-------- Extracted material

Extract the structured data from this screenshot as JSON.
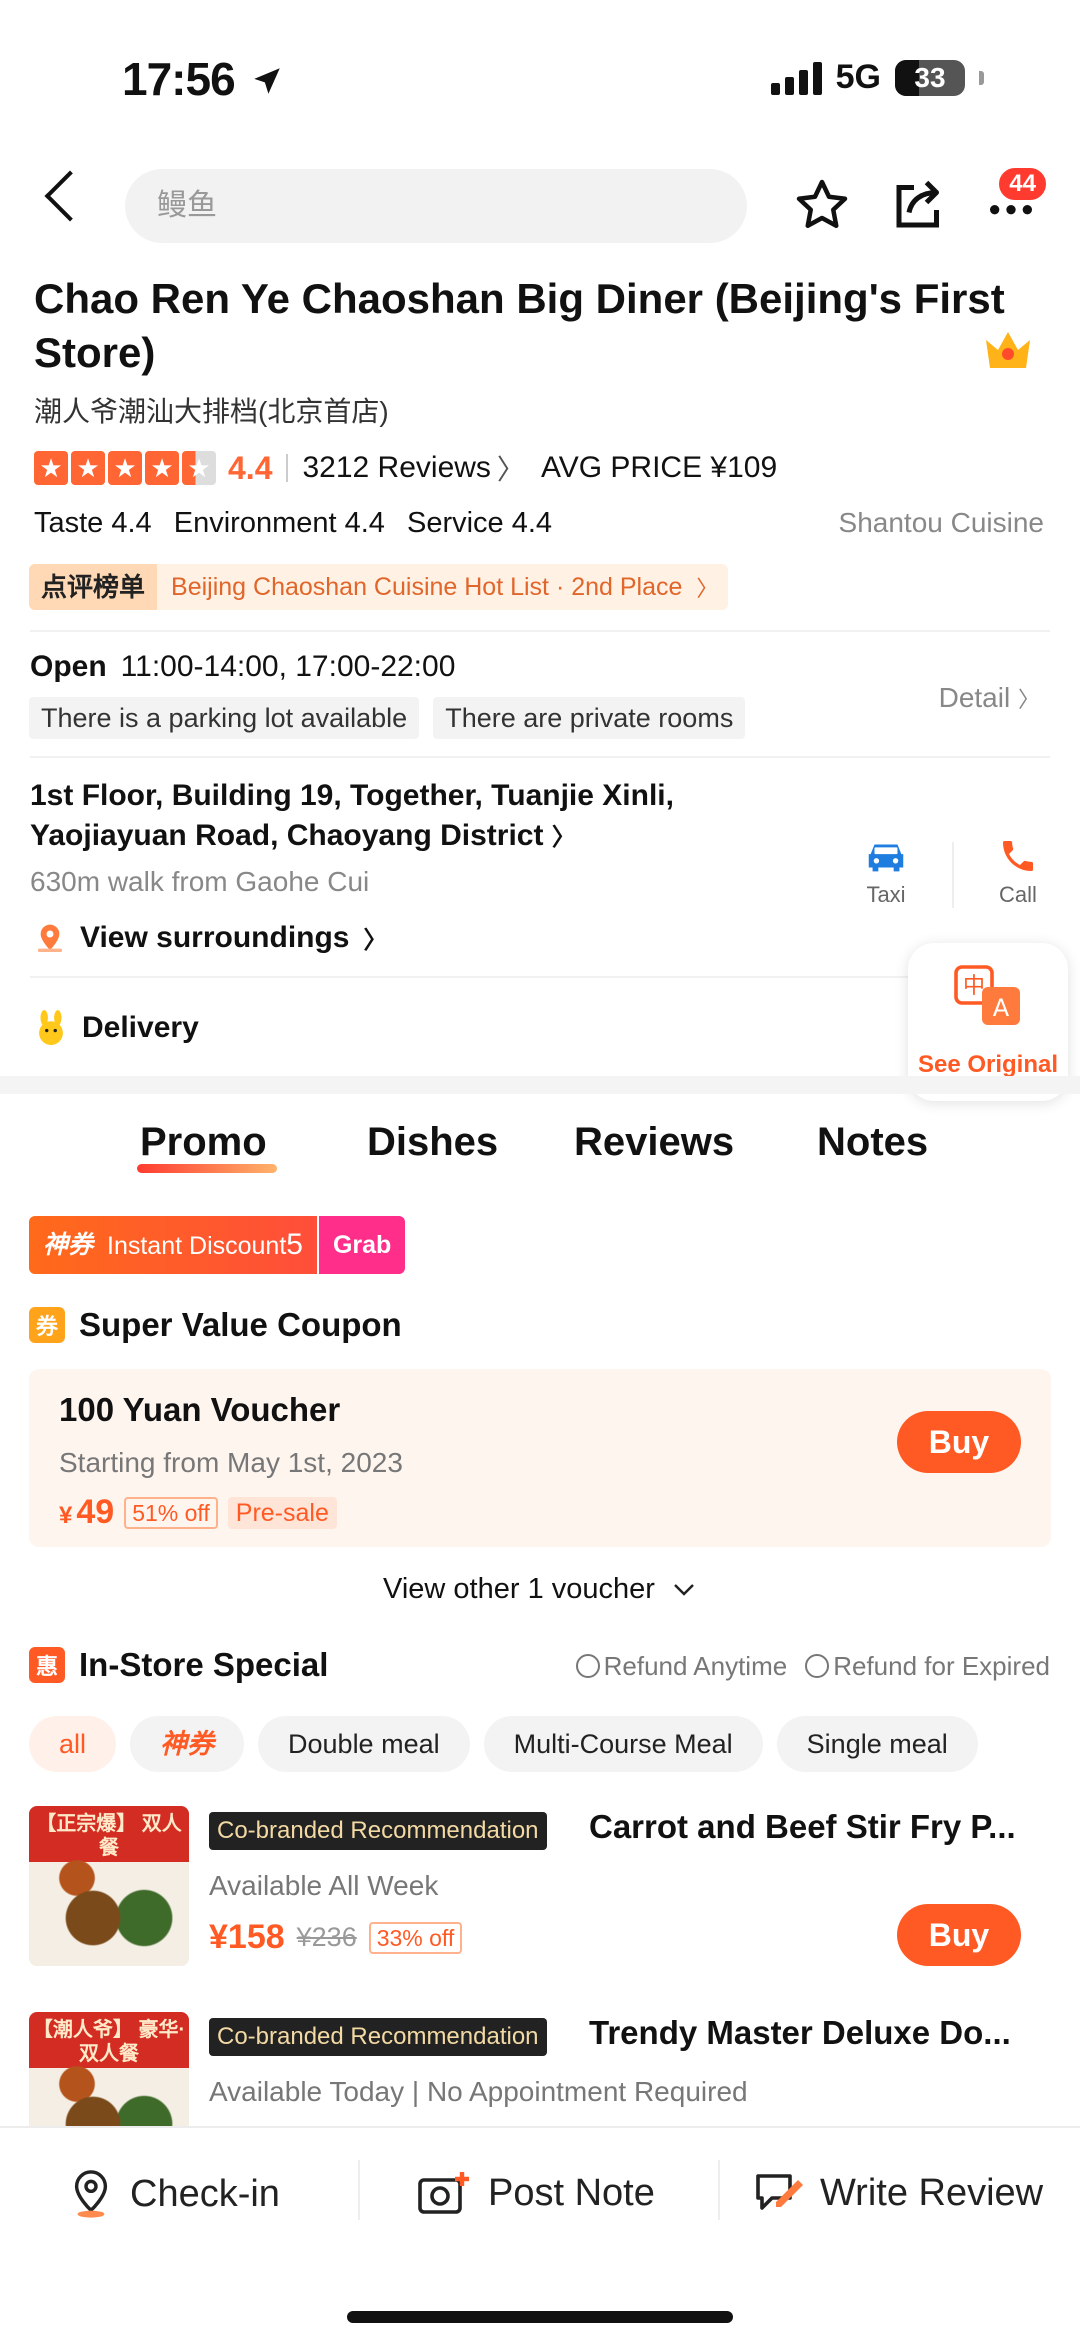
{
  "status": {
    "time": "17:56",
    "network": "5G",
    "battery": "33"
  },
  "nav": {
    "search_placeholder": "鳗鱼",
    "more_badge": "44"
  },
  "restaurant": {
    "name": "Chao Ren Ye Chaoshan Big Diner (Beijing's First Store)",
    "native_name": "潮人爷潮汕大排档(北京首店)",
    "rating": "4.4",
    "reviews": "3212 Reviews",
    "avg_price": "AVG PRICE ¥109",
    "taste": "Taste 4.4",
    "environment": "Environment 4.4",
    "service": "Service 4.4",
    "cuisine": "Shantou Cuisine",
    "hotlist_tag": "点评榜单",
    "hotlist_text": "Beijing Chaoshan Cuisine Hot List · 2nd Place",
    "open_label": "Open",
    "hours": "11:00-14:00, 17:00-22:00",
    "facilities": [
      "There is a parking lot available",
      "There are private rooms"
    ],
    "detail_label": "Detail",
    "address": "1st Floor, Building 19, Together, Tuanjie Xinli, Yaojiayuan Road, Chaoyang District",
    "walk": "630m walk from Gaohe Cui",
    "taxi_label": "Taxi",
    "call_label": "Call",
    "surroundings_label": "View surroundings",
    "delivery_label": "Delivery",
    "translate_label": "See Original"
  },
  "tabs": [
    "Promo",
    "Dishes",
    "Reviews",
    "Notes"
  ],
  "instant": {
    "tag": "神券",
    "label": "Instant Discount",
    "amount": "5",
    "grab": "Grab"
  },
  "coupon_section": {
    "icon": "券",
    "title": "Super Value Coupon",
    "voucher_name": "100 Yuan Voucher",
    "voucher_date": "Starting from May 1st, 2023",
    "currency": "¥",
    "price": "49",
    "discount": "51% off",
    "presale": "Pre-sale",
    "buy_label": "Buy",
    "view_other": "View other 1 voucher"
  },
  "instore": {
    "icon": "惠",
    "title": "In-Store Special",
    "refund_anytime": "Refund Anytime",
    "refund_expired": "Refund for Expired",
    "filters": [
      "all",
      "神券",
      "Double meal",
      "Multi-Course Meal",
      "Single meal"
    ],
    "deals": [
      {
        "image_text": "【正宗爆】 双人餐",
        "brand": "Co-branded Recommendation",
        "name": "Carrot and Beef Stir Fry P...",
        "availability": "Available All Week",
        "price": "¥158",
        "original": "¥236",
        "discount": "33% off",
        "buy_label": "Buy"
      },
      {
        "image_text": "【潮人爷】 豪华·双人餐",
        "brand": "Co-branded Recommendation",
        "name": "Trendy Master Deluxe Do...",
        "availability": "Available Today | No Appointment Required"
      }
    ]
  },
  "bottom_bar": {
    "checkin": "Check-in",
    "post_note": "Post Note",
    "write_review": "Write Review"
  },
  "colors": {
    "accent": "#ff5a24",
    "star": "#ff6633",
    "brand_pink": "#ff2e8a"
  }
}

----------------

Exercise
Search the entries for the word "Beijing" and pick out every line that holds it.

Answer in full
    "name": "Chao Ren Ye Chaoshan Big Diner (Beijing's First Store)",
    "hotlist_text": "Beijing Chaoshan Cuisine Hot List · 2nd Place",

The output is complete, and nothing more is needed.